:: REQUIRED TASK ::
Look through the data below and work out how many lines contain the string "patrimony". Give the number alone.

:: Entries taken from a collection ::
[Start]

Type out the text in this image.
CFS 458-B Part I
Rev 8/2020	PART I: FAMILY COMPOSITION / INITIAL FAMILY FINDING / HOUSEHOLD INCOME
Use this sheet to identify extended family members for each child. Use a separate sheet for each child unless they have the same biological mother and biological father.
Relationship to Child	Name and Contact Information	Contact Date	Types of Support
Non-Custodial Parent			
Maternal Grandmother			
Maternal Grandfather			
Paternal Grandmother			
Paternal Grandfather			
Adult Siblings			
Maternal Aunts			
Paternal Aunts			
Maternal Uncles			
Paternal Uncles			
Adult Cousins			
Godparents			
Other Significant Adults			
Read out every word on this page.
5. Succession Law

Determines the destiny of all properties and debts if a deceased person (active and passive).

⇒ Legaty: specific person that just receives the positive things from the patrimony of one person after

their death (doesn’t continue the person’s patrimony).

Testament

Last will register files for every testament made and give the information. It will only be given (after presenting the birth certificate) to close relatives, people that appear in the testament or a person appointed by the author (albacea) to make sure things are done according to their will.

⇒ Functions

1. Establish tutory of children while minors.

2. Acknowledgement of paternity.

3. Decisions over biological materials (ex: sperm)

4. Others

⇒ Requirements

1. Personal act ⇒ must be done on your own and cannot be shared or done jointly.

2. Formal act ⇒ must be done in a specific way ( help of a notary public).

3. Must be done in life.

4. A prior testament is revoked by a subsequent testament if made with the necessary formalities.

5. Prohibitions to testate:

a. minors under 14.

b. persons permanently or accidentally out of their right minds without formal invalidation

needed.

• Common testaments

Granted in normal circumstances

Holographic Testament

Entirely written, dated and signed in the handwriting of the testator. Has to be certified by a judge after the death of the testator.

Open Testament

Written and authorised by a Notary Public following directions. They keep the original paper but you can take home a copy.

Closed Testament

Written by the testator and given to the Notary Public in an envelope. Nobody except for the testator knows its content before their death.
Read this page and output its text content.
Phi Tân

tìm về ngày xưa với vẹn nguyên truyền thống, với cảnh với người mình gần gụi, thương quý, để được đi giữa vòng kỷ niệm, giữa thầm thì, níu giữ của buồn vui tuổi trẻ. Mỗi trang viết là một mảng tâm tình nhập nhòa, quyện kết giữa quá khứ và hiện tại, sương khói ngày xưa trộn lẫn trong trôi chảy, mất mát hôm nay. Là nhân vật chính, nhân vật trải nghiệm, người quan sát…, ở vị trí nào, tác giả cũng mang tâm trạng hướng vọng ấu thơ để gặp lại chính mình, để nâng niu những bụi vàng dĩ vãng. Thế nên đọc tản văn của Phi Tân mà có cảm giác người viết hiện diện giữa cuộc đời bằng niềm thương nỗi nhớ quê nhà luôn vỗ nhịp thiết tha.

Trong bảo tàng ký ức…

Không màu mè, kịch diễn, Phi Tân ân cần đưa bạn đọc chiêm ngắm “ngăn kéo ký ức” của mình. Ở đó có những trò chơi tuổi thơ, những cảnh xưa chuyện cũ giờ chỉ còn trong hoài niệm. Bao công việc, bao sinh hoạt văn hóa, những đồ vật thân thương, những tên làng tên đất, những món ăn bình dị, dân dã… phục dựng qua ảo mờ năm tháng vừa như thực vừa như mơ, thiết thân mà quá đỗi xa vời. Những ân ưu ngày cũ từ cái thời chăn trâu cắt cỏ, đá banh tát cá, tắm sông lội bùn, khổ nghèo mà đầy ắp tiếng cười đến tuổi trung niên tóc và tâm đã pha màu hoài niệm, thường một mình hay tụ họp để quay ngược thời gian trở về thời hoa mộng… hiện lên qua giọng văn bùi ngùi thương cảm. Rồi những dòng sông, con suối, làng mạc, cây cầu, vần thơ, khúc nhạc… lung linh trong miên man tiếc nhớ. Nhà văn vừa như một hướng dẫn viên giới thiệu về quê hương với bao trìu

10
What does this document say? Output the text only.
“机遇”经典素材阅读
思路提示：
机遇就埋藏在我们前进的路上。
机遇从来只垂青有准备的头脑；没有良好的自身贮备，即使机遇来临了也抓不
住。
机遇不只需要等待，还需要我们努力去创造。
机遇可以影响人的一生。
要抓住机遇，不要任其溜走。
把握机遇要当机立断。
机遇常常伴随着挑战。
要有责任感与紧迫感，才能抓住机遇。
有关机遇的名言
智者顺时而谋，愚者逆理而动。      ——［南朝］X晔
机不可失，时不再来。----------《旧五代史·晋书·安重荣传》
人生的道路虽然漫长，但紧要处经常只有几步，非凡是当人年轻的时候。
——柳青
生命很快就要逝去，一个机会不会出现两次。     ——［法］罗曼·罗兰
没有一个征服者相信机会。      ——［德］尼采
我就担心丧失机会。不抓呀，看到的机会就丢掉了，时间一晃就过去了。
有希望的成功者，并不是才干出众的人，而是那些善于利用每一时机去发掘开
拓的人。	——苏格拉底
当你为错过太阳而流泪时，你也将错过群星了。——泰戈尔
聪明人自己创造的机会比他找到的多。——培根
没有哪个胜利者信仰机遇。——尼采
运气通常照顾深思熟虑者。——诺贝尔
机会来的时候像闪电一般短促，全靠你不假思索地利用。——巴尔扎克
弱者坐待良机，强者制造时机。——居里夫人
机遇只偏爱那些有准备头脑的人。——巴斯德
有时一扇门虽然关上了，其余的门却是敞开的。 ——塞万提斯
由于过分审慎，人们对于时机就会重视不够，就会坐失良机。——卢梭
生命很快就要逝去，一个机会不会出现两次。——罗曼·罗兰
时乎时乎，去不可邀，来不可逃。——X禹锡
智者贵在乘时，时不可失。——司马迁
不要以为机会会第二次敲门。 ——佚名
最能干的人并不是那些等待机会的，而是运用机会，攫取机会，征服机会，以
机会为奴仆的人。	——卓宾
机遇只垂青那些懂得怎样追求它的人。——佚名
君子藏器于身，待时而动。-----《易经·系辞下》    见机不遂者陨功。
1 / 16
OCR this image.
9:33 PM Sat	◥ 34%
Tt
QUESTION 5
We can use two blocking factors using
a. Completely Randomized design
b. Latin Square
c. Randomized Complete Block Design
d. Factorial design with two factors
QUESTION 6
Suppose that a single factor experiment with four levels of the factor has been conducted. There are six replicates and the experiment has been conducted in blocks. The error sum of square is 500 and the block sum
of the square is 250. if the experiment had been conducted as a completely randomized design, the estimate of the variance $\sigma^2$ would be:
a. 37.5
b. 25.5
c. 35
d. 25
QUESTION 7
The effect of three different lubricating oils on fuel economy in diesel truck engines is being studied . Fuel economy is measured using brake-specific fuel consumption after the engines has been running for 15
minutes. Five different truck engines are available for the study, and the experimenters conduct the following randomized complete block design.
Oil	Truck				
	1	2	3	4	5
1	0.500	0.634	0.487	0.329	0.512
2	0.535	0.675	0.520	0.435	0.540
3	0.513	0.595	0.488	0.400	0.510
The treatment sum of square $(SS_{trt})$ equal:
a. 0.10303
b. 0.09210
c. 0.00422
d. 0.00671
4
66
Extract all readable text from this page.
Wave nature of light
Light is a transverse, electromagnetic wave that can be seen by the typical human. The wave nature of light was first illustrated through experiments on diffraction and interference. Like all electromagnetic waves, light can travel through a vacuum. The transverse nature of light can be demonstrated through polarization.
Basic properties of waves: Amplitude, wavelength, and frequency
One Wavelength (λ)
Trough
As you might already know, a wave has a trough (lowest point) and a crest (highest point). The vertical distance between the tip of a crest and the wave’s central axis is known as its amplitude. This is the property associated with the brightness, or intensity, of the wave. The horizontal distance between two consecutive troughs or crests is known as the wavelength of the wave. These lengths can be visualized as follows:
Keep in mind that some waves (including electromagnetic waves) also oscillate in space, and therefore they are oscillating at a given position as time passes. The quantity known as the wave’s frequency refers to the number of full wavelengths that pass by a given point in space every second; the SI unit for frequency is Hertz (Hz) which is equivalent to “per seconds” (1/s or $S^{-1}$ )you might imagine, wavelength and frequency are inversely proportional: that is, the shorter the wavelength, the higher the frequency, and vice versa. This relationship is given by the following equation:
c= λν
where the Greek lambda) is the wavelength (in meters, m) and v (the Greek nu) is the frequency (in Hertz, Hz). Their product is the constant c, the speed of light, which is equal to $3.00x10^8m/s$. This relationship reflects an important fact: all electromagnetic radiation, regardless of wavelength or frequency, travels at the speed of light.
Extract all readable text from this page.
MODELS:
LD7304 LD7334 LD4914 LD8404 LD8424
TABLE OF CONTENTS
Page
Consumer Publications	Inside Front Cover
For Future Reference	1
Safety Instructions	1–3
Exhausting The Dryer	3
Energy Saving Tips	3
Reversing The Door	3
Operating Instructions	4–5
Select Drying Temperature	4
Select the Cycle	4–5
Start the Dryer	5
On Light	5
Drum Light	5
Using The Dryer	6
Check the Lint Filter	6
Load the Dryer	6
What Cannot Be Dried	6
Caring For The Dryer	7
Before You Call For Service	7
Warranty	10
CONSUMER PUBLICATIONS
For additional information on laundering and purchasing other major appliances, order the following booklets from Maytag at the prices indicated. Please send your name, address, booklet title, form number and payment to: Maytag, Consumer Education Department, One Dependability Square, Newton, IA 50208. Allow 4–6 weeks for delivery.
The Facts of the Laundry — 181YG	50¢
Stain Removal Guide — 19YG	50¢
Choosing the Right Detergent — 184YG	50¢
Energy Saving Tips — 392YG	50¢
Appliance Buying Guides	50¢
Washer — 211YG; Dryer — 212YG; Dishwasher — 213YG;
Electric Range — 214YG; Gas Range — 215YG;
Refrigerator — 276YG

[End]

:: THE OUTPUT ::
2